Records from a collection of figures
*****

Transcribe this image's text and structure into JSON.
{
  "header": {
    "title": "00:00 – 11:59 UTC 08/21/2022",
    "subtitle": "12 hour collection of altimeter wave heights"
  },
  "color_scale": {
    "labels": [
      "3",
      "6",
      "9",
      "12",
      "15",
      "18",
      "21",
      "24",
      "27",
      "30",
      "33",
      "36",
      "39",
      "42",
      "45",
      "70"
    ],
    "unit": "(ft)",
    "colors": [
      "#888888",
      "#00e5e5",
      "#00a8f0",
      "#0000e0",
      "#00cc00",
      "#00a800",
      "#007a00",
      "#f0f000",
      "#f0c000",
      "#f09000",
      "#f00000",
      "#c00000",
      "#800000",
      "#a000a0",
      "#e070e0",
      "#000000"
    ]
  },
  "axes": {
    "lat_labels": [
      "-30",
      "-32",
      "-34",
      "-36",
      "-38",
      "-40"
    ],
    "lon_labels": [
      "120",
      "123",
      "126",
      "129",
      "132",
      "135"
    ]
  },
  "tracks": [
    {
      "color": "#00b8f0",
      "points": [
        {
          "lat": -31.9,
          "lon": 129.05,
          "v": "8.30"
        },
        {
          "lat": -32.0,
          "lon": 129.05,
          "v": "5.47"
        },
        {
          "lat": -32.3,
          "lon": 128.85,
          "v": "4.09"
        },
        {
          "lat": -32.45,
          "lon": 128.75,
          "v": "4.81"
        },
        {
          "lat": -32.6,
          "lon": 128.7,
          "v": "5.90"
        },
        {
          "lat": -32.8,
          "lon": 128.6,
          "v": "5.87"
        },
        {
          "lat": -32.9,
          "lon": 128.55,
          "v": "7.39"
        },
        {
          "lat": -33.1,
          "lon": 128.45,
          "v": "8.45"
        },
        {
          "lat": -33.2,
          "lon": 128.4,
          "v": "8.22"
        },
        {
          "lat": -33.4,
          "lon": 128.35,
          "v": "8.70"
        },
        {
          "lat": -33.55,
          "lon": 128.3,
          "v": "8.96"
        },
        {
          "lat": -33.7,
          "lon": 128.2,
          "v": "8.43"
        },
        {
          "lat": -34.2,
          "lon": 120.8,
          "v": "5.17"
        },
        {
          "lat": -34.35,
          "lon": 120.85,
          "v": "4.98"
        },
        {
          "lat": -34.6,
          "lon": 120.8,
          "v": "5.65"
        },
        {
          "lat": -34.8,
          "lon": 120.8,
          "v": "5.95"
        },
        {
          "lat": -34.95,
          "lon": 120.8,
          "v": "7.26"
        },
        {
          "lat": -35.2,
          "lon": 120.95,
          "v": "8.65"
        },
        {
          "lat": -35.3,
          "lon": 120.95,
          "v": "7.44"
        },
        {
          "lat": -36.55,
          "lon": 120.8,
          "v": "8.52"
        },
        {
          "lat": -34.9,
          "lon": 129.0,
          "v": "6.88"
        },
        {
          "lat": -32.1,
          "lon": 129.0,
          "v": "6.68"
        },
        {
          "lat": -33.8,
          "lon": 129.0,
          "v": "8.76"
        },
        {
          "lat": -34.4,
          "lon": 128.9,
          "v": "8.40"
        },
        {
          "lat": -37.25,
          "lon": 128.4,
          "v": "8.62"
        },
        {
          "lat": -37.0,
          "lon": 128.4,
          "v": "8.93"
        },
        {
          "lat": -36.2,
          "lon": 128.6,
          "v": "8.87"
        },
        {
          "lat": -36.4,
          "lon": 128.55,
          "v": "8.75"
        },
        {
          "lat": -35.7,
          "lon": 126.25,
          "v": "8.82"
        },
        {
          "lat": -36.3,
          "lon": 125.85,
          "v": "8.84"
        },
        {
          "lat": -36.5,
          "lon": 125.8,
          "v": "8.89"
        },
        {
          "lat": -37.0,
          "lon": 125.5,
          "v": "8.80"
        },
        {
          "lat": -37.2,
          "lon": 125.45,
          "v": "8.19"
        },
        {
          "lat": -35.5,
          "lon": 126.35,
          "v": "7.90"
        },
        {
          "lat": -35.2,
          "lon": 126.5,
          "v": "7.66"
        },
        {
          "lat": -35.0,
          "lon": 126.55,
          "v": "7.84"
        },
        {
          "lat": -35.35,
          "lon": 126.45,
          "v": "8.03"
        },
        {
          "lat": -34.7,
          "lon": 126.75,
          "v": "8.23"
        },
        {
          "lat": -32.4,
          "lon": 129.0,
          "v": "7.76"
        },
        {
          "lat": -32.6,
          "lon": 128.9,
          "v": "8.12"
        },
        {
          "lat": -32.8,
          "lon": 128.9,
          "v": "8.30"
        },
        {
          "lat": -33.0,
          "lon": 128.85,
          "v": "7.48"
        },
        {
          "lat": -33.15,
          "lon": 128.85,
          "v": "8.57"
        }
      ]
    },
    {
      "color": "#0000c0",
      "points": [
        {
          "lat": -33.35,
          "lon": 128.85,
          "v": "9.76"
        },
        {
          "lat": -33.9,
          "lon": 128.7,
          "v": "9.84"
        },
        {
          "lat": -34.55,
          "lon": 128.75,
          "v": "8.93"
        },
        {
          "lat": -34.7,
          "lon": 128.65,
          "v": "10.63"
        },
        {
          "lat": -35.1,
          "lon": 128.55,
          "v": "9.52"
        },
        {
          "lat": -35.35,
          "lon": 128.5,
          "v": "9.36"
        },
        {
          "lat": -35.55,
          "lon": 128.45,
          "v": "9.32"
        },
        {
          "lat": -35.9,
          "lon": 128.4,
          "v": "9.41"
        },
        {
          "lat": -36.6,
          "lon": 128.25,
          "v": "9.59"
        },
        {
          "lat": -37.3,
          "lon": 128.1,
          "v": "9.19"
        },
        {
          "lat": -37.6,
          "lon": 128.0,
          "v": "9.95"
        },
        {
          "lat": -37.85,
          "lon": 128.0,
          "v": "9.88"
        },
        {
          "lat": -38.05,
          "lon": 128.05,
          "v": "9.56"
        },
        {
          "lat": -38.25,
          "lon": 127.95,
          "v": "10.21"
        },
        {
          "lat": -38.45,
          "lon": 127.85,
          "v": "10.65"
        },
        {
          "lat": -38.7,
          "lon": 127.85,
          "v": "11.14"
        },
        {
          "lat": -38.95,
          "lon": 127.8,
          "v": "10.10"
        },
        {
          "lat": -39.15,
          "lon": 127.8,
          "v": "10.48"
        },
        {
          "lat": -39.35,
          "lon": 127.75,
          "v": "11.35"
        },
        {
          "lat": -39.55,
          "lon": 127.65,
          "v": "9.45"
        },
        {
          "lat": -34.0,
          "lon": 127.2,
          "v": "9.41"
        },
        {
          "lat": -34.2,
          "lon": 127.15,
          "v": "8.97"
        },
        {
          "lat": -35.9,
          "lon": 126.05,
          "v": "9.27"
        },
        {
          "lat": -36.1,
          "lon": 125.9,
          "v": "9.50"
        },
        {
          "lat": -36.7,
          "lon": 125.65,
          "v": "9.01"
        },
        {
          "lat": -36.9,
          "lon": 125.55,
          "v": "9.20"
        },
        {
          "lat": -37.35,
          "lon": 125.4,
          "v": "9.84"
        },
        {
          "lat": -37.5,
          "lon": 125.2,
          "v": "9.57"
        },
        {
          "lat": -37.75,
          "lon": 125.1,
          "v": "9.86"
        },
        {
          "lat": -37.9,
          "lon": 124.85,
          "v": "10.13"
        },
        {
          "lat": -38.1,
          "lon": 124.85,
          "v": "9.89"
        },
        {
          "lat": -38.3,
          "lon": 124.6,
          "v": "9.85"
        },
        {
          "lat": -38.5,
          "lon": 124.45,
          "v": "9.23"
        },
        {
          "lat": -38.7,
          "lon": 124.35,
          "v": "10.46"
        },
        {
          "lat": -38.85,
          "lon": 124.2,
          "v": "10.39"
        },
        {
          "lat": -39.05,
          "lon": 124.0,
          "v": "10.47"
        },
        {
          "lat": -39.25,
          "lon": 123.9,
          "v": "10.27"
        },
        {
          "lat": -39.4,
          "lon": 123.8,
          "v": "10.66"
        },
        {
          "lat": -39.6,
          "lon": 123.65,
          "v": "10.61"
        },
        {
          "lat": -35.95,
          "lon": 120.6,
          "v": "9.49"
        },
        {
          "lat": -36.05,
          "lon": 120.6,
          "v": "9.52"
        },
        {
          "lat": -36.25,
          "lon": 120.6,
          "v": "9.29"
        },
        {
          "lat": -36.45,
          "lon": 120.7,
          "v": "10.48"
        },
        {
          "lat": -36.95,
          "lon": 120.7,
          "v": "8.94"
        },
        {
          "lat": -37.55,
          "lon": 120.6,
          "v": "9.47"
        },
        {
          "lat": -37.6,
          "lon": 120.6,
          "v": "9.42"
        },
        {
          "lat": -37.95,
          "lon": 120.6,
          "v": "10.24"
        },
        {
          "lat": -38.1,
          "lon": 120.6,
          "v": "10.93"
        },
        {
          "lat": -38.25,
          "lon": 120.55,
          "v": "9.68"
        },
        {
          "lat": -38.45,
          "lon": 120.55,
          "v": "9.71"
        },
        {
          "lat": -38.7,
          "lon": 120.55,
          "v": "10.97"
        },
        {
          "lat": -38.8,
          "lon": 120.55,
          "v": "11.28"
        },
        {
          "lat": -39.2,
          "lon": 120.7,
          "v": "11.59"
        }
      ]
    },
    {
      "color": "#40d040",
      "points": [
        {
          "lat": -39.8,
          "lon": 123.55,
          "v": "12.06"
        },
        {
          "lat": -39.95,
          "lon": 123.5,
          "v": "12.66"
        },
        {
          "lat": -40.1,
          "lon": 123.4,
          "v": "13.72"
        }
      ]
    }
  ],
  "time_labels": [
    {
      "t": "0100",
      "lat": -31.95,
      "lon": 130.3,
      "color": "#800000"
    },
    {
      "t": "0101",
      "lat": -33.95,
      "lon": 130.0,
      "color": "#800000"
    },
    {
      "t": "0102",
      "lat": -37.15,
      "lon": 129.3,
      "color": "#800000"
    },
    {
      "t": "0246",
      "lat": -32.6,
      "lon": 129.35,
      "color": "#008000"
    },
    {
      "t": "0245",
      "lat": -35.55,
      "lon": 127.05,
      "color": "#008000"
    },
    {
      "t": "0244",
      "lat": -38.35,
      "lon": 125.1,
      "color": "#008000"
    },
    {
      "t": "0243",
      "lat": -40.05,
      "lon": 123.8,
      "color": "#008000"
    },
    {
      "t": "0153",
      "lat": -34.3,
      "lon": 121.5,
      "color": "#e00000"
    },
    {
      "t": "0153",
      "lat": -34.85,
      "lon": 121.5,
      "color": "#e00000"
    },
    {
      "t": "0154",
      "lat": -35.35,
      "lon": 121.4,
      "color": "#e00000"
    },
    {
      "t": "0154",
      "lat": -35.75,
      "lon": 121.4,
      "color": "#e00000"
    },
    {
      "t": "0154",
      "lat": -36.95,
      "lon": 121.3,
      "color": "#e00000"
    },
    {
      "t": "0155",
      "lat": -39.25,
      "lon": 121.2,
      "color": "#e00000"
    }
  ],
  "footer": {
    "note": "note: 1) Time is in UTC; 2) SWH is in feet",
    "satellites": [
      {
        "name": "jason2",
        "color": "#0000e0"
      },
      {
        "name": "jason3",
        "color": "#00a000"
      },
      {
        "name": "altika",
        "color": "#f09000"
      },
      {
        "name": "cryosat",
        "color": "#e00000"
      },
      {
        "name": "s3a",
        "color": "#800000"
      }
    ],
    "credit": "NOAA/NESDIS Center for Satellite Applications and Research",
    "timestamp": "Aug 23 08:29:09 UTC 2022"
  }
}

*****

» **Given instruction**: Show the lines that mention the word "name".

» **Solution to this task**:
        "name": "jason2",
        "name": "jason3",
        "name": "altika",
        "name": "cryosat",
        "name": "s3a",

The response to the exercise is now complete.